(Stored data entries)
---
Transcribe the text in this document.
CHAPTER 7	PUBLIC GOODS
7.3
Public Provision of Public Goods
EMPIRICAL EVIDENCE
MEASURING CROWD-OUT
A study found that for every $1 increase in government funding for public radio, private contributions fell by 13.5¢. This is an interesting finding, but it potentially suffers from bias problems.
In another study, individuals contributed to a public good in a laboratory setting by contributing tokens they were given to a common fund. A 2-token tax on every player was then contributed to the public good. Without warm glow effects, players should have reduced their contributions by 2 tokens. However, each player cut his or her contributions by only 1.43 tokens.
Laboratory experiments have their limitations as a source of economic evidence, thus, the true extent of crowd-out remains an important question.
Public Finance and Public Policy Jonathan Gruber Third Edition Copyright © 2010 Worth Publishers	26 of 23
---
**TASK INSTRUCTIONS:** Copy out each line above, character for character.

**ANSWER BELOW:**
Transcribe the text in this document.
CHAPTER 7	PUBLIC GOODS
7.3
Public Provision of Public Goods
EMPIRICAL EVIDENCE
MEASURING CROWD-OUT
A study found that for every $1 increase in government funding for public radio, private contributions fell by 13.5¢. This is an interesting finding, but it potentially suffers from bias problems.
In another study, individuals contributed to a public good in a laboratory setting by contributing tokens they were given to a common fund. A 2-token tax on every player was then contributed to the public good. Without warm glow effects, players should have reduced their contributions by 2 tokens. However, each player cut his or her contributions by only 1.43 tokens.
Laboratory experiments have their limitations as a source of economic evidence, thus, the true extent of crowd-out remains an important question.
Public Finance and Public Policy Jonathan Gruber Third Edition Copyright © 2010 Worth Publishers	26 of 23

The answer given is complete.